▶ **Problem**
Output each entry below as it stands, leaving out every picture.

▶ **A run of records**
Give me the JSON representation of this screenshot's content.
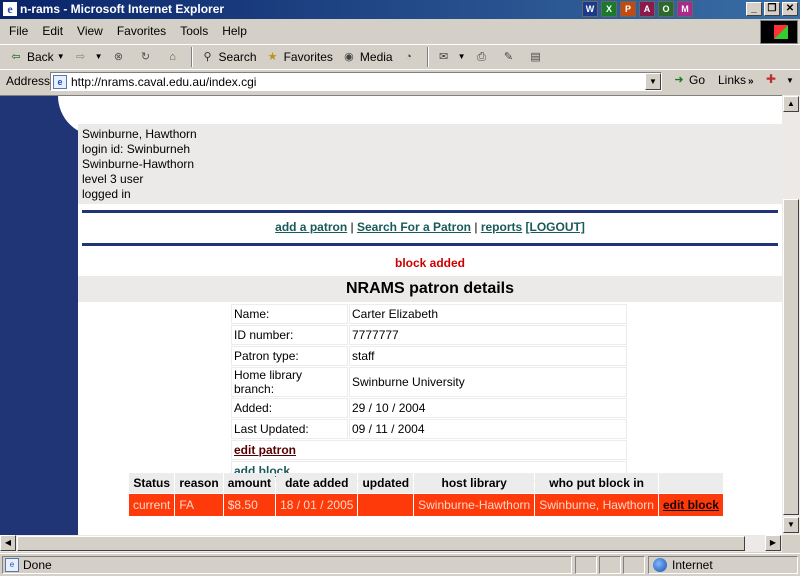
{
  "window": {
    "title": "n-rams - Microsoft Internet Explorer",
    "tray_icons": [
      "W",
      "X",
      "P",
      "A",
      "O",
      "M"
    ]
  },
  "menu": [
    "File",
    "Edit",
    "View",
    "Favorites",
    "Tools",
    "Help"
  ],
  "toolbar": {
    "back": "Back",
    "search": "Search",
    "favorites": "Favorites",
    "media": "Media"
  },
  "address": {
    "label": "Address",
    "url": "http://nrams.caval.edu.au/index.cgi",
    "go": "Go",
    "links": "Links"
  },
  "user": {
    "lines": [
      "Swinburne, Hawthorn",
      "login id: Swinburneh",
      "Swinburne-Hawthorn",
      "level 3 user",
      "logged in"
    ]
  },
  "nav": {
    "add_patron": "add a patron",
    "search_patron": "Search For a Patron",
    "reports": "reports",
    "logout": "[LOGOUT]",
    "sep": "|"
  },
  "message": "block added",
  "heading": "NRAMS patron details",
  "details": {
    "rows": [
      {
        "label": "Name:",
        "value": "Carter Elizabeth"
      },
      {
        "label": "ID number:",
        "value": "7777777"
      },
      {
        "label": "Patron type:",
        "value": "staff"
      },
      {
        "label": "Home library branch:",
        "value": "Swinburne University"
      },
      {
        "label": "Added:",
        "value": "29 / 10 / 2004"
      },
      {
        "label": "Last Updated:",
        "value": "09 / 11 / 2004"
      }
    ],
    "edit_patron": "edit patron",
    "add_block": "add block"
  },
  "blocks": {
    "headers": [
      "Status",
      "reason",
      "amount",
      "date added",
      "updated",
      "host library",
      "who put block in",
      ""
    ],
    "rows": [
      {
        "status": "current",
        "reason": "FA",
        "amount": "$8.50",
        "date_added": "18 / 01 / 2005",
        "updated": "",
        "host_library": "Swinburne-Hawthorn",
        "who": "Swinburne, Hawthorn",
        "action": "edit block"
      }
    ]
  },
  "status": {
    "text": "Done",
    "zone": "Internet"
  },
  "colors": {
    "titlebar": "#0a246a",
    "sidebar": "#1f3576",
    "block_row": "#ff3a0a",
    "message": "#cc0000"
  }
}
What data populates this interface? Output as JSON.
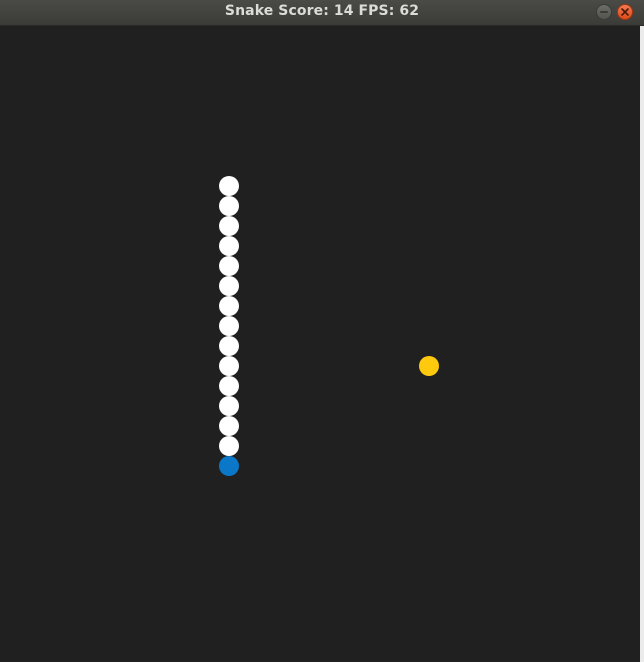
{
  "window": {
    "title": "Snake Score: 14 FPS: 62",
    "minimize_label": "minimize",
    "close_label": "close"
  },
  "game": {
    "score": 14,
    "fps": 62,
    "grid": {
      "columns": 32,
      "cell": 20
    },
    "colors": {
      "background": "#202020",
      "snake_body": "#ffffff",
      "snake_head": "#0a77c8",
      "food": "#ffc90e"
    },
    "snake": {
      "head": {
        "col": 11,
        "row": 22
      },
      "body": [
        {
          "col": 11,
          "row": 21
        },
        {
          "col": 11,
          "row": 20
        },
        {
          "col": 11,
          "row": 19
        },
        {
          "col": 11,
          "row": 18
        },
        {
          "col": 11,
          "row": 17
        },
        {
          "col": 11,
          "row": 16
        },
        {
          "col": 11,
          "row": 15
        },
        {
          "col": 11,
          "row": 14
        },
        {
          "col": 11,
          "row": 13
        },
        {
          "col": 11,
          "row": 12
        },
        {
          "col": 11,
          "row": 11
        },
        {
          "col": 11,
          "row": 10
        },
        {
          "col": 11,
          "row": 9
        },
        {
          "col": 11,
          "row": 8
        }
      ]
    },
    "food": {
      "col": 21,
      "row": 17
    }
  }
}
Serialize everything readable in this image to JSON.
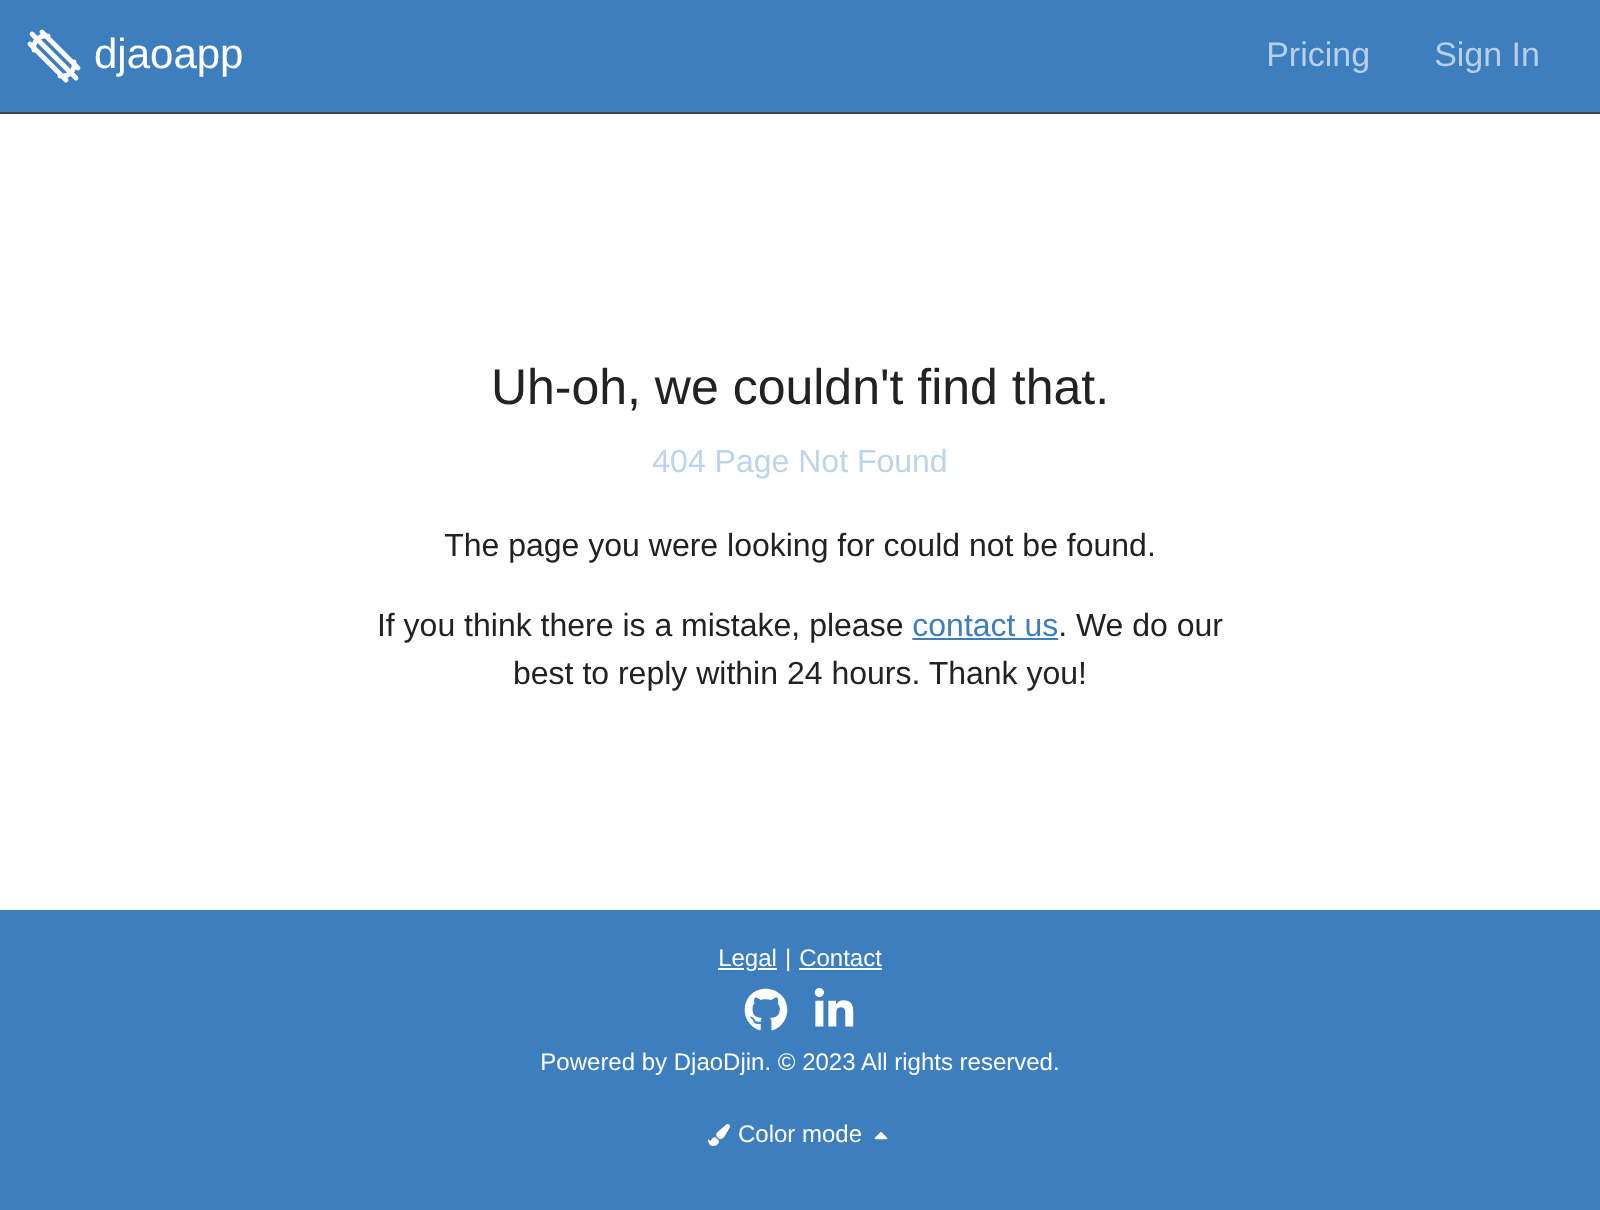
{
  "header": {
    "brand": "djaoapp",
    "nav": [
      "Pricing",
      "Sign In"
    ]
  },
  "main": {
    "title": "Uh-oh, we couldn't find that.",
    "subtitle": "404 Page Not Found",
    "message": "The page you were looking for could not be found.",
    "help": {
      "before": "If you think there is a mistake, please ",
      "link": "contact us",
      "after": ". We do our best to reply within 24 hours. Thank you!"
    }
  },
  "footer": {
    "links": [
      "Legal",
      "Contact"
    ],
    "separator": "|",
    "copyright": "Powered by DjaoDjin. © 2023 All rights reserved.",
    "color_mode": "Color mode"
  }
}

▶ **Result below**
Give me the JSON representation of this screenshot's content.
{
  "window": {
    "title": "n-rams - Microsoft Internet Explorer",
    "tray_icons": [
      "W",
      "X",
      "P",
      "A",
      "O",
      "M"
    ]
  },
  "menu": [
    "File",
    "Edit",
    "View",
    "Favorites",
    "Tools",
    "Help"
  ],
  "toolbar": {
    "back": "Back",
    "search": "Search",
    "favorites": "Favorites",
    "media": "Media"
  },
  "address": {
    "label": "Address",
    "url": "http://nrams.caval.edu.au/index.cgi",
    "go": "Go",
    "links": "Links"
  },
  "user": {
    "lines": [
      "Swinburne, Hawthorn",
      "login id: Swinburneh",
      "Swinburne-Hawthorn",
      "level 3 user",
      "logged in"
    ]
  },
  "nav": {
    "add_patron": "add a patron",
    "search_patron": "Search For a Patron",
    "reports": "reports",
    "logout": "[LOGOUT]",
    "sep": "|"
  },
  "message": "block added",
  "heading": "NRAMS patron details",
  "details": {
    "rows": [
      {
        "label": "Name:",
        "value": "Carter Elizabeth"
      },
      {
        "label": "ID number:",
        "value": "7777777"
      },
      {
        "label": "Patron type:",
        "value": "staff"
      },
      {
        "label": "Home library branch:",
        "value": "Swinburne University"
      },
      {
        "label": "Added:",
        "value": "29 / 10 / 2004"
      },
      {
        "label": "Last Updated:",
        "value": "09 / 11 / 2004"
      }
    ],
    "edit_patron": "edit patron",
    "add_block": "add block"
  },
  "blocks": {
    "headers": [
      "Status",
      "reason",
      "amount",
      "date added",
      "updated",
      "host library",
      "who put block in",
      ""
    ],
    "rows": [
      {
        "status": "current",
        "reason": "FA",
        "amount": "$8.50",
        "date_added": "18 / 01 / 2005",
        "updated": "",
        "host_library": "Swinburne-Hawthorn",
        "who": "Swinburne, Hawthorn",
        "action": "edit block"
      }
    ]
  },
  "status": {
    "text": "Done",
    "zone": "Internet"
  },
  "colors": {
    "titlebar": "#0a246a",
    "sidebar": "#1f3576",
    "block_row": "#ff3a0a",
    "message": "#cc0000"
  }
}
What data populates this interface? Output as JSON.
{
  "window": {
    "title": "Snake Score: 14 FPS: 62",
    "minimize_label": "minimize",
    "close_label": "close"
  },
  "game": {
    "score": 14,
    "fps": 62,
    "grid": {
      "columns": 32,
      "cell": 20
    },
    "colors": {
      "background": "#202020",
      "snake_body": "#ffffff",
      "snake_head": "#0a77c8",
      "food": "#ffc90e"
    },
    "snake": {
      "head": {
        "col": 11,
        "row": 22
      },
      "body": [
        {
          "col": 11,
          "row": 21
        },
        {
          "col": 11,
          "row": 20
        },
        {
          "col": 11,
          "row": 19
        },
        {
          "col": 11,
          "row": 18
        },
        {
          "col": 11,
          "row": 17
        },
        {
          "col": 11,
          "row": 16
        },
        {
          "col": 11,
          "row": 15
        },
        {
          "col": 11,
          "row": 14
        },
        {
          "col": 11,
          "row": 13
        },
        {
          "col": 11,
          "row": 12
        },
        {
          "col": 11,
          "row": 11
        },
        {
          "col": 11,
          "row": 10
        },
        {
          "col": 11,
          "row": 9
        },
        {
          "col": 11,
          "row": 8
        }
      ]
    },
    "food": {
      "col": 21,
      "row": 17
    }
  }
}
Serialize everything readable in this image to JSON.
{
  "header": {
    "brand": "djaoapp",
    "nav": [
      "Pricing",
      "Sign In"
    ]
  },
  "main": {
    "title": "Uh-oh, we couldn't find that.",
    "subtitle": "404 Page Not Found",
    "message": "The page you were looking for could not be found.",
    "help": {
      "before": "If you think there is a mistake, please ",
      "link": "contact us",
      "after": ". We do our best to reply within 24 hours. Thank you!"
    }
  },
  "footer": {
    "links": [
      "Legal",
      "Contact"
    ],
    "separator": "|",
    "copyright": "Powered by DjaoDjin. © 2023 All rights reserved.",
    "color_mode": "Color mode"
  }
}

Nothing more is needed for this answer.